▶ TASK OBJECTIVE: Lay out the entries from the first line through the line containing "note-box: Unless you", both included, as a Markdown table with a Row column numbering each line and a Text column holding the line, leaving out blank lines.

•••

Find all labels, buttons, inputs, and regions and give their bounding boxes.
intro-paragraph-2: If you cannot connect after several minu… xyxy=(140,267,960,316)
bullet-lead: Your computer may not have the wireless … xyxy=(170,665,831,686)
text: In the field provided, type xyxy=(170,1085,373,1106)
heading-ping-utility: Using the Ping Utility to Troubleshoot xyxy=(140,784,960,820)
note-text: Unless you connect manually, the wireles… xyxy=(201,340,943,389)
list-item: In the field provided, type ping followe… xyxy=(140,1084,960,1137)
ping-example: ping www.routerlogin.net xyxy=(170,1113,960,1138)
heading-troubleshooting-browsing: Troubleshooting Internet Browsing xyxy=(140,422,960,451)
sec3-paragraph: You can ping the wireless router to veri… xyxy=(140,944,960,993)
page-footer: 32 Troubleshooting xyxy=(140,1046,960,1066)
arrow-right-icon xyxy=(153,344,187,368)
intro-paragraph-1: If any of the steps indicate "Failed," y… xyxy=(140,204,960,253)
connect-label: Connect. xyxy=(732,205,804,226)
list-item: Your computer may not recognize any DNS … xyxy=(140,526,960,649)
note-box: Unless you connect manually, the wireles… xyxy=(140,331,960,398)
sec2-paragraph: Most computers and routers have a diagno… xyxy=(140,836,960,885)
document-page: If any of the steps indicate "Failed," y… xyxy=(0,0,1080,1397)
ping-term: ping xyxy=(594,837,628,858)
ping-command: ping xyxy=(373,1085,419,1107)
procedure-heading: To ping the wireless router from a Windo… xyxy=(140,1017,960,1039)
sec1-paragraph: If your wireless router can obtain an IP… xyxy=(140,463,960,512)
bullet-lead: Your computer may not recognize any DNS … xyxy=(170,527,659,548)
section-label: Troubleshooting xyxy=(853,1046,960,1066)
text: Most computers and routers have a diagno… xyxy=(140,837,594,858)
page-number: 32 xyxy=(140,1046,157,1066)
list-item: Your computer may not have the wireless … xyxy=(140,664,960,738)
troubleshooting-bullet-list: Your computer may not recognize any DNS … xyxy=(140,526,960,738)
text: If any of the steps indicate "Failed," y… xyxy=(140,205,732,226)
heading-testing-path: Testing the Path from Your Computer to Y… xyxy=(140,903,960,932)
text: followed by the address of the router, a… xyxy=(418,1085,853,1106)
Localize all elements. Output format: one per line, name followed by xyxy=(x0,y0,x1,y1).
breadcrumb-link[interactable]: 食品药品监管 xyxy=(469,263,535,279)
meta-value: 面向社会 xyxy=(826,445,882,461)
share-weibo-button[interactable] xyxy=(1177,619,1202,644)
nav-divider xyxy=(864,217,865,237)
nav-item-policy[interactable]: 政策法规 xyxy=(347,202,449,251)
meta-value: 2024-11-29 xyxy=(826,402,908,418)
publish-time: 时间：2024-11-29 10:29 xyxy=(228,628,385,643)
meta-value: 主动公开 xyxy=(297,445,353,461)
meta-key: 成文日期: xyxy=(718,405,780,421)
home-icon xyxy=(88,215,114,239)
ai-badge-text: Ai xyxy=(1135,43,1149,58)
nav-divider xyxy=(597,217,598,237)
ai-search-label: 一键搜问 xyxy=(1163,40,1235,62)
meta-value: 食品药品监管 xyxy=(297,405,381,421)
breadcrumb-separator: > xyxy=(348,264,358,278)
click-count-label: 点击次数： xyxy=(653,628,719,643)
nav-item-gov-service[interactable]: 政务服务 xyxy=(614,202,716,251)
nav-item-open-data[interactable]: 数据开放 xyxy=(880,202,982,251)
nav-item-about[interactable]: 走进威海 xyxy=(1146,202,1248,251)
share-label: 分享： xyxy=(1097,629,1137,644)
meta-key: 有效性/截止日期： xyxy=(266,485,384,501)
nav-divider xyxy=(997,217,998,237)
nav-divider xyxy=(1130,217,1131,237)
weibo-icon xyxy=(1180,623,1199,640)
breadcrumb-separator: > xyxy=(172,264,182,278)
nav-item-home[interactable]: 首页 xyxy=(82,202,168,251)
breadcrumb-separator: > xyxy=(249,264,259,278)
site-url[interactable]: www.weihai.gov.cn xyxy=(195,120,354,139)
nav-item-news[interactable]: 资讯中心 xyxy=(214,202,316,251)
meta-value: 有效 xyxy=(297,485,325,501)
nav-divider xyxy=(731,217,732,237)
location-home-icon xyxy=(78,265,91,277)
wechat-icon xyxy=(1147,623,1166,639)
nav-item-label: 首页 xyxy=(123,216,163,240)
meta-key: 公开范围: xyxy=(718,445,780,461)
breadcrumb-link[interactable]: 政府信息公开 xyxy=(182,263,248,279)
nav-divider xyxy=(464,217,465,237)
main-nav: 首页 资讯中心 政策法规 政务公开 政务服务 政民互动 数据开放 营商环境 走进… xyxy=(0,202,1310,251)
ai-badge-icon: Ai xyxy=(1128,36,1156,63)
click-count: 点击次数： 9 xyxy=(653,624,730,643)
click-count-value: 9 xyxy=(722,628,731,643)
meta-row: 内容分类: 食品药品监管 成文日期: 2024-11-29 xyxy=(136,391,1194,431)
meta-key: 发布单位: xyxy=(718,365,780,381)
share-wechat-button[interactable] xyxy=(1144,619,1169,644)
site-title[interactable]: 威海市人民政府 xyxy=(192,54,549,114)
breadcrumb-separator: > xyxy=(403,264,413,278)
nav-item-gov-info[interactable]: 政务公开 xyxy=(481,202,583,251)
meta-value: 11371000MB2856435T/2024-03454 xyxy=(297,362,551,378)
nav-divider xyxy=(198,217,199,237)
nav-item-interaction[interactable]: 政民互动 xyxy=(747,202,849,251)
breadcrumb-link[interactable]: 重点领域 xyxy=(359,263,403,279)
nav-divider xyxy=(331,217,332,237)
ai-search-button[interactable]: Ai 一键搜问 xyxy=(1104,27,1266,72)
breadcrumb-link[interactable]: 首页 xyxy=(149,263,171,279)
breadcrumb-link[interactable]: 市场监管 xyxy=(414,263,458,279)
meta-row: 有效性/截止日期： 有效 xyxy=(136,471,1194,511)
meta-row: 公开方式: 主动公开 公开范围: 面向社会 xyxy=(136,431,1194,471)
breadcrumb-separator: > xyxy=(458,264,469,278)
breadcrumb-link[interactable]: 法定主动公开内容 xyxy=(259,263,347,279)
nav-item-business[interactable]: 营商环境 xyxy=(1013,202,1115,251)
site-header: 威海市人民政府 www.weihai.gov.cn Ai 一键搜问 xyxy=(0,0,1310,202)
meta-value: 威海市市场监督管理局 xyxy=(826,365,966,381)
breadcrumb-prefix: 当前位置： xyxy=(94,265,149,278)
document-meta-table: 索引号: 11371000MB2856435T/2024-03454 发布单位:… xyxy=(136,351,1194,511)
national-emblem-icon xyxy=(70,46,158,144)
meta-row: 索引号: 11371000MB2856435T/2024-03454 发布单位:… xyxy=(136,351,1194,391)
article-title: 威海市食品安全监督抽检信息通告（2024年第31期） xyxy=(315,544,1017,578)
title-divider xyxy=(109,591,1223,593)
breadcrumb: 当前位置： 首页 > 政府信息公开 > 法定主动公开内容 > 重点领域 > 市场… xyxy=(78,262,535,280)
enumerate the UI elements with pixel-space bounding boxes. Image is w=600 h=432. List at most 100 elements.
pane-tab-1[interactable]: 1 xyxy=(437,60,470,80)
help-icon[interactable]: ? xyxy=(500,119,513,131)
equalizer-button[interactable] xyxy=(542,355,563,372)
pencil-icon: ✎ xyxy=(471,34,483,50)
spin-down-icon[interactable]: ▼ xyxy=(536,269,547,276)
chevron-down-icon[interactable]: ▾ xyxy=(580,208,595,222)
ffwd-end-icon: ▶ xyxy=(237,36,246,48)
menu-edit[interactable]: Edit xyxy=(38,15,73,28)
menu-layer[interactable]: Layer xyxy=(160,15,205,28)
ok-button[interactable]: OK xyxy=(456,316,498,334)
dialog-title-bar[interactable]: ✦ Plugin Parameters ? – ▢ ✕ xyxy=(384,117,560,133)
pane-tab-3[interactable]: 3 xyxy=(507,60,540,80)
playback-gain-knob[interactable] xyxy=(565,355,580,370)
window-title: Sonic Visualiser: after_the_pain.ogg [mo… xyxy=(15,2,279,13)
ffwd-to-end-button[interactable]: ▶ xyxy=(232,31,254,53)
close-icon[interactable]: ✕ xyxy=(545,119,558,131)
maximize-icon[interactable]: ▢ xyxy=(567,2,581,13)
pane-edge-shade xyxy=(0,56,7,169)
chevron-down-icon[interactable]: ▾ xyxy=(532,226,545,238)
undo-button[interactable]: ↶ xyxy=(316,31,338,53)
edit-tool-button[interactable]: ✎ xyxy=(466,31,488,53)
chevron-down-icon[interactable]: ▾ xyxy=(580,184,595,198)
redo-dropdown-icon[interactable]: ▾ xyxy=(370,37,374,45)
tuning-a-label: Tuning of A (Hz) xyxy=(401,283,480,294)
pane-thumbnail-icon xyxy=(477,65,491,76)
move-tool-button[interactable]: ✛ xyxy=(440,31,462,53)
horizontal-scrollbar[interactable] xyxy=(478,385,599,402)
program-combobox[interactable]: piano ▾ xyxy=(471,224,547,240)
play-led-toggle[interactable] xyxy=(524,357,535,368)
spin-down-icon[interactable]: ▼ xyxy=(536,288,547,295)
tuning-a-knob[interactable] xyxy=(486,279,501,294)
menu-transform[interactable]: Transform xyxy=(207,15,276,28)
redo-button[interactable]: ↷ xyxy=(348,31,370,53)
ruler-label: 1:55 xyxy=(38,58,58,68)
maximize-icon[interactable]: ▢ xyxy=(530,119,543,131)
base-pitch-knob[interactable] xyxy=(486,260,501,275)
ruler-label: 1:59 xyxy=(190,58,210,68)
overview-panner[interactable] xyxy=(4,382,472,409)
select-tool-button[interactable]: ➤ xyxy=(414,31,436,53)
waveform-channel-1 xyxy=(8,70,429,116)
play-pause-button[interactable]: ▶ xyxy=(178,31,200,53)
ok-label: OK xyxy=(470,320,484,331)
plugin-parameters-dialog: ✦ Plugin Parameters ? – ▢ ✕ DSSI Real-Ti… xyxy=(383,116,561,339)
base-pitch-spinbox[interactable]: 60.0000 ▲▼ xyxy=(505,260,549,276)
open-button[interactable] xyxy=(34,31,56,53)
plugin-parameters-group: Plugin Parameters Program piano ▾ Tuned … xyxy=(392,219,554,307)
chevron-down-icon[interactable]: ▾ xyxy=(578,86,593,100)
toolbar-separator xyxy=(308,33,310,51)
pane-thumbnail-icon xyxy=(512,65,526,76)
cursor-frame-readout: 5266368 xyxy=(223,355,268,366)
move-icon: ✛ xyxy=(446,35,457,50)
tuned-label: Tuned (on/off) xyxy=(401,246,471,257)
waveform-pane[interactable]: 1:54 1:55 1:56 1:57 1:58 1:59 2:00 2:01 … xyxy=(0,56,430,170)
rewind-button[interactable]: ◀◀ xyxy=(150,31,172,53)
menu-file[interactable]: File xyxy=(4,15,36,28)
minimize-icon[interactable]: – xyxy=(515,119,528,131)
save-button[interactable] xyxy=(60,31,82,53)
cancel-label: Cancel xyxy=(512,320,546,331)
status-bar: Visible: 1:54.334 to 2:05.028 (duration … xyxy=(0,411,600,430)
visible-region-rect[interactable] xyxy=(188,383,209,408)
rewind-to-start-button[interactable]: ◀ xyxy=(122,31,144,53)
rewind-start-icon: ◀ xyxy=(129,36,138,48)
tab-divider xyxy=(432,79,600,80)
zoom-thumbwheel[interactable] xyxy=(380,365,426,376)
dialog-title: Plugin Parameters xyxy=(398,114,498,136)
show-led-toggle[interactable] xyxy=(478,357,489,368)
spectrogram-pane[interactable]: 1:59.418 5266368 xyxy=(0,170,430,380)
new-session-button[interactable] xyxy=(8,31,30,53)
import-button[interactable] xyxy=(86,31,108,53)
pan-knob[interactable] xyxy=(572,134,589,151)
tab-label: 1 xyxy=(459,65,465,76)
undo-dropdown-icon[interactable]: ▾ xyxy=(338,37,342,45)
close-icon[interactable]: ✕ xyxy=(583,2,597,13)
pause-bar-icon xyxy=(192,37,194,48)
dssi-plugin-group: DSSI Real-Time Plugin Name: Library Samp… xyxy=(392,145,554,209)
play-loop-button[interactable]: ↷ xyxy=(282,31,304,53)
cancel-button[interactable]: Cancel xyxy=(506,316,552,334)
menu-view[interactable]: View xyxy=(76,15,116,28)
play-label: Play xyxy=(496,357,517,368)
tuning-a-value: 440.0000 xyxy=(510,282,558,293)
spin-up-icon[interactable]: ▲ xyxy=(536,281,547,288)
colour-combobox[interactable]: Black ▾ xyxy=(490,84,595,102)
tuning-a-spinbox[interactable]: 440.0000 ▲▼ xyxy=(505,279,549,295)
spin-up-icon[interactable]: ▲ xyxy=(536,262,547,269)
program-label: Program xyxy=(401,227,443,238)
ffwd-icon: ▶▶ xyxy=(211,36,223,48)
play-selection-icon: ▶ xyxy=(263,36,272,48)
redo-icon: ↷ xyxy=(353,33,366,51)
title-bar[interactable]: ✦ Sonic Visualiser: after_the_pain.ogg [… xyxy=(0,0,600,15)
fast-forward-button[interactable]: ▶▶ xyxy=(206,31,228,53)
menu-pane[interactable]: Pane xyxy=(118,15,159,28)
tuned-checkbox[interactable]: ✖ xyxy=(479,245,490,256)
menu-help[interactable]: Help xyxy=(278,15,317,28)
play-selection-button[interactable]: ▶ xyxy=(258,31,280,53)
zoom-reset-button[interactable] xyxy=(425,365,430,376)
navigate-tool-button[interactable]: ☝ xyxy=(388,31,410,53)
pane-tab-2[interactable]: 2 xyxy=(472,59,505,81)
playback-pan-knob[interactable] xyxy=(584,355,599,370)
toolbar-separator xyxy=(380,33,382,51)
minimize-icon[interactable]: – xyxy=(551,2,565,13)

•••

▶ EXERCISE SOLUTION:
| Row | Text |
|---|---|
| 1 | Find all labels, buttons, inputs, and regions and give their bounding boxes. |
| 2 | intro-paragraph-2: If you cannot connect after several minu… xyxy=(140,267,960,316) |
| 3 | bullet-lead: Your computer may not have the wireless … xyxy=(170,665,831,686) |
| 4 | text: In the field provided, type xyxy=(170,1085,373,1106) |
| 5 | heading-ping-utility: Using the Ping Utility to Troubleshoot xyxy=(140,784,960,820) |
| 6 | note-text: Unless you connect manually, the wireles… xyxy=(201,340,943,389) |
| 7 | list-item: In the field provided, type ping followe… xyxy=(140,1084,960,1137) |
| 8 | ping-example: ping www.routerlogin.net xyxy=(170,1113,960,1138) |
| 9 | heading-troubleshooting-browsing: Troubleshooting Internet Browsing xyxy=(140,422,960,451) |
| 10 | sec3-paragraph: You can ping the wireless router to veri… xyxy=(140,944,960,993) |
| 11 | page-footer: 32 Troubleshooting xyxy=(140,1046,960,1066) |
| 12 | arrow-right-icon xyxy=(153,344,187,368) |
| 13 | intro-paragraph-1: If any of the steps indicate "Failed," y… xyxy=(140,204,960,253) |
| 14 | connect-label: Connect. xyxy=(732,205,804,226) |
| 15 | list-item: Your computer may not recognize any DNS … xyxy=(140,526,960,649) |
| 16 | note-box: Unless you connect manually, the wireles… xyxy=(140,331,960,398) |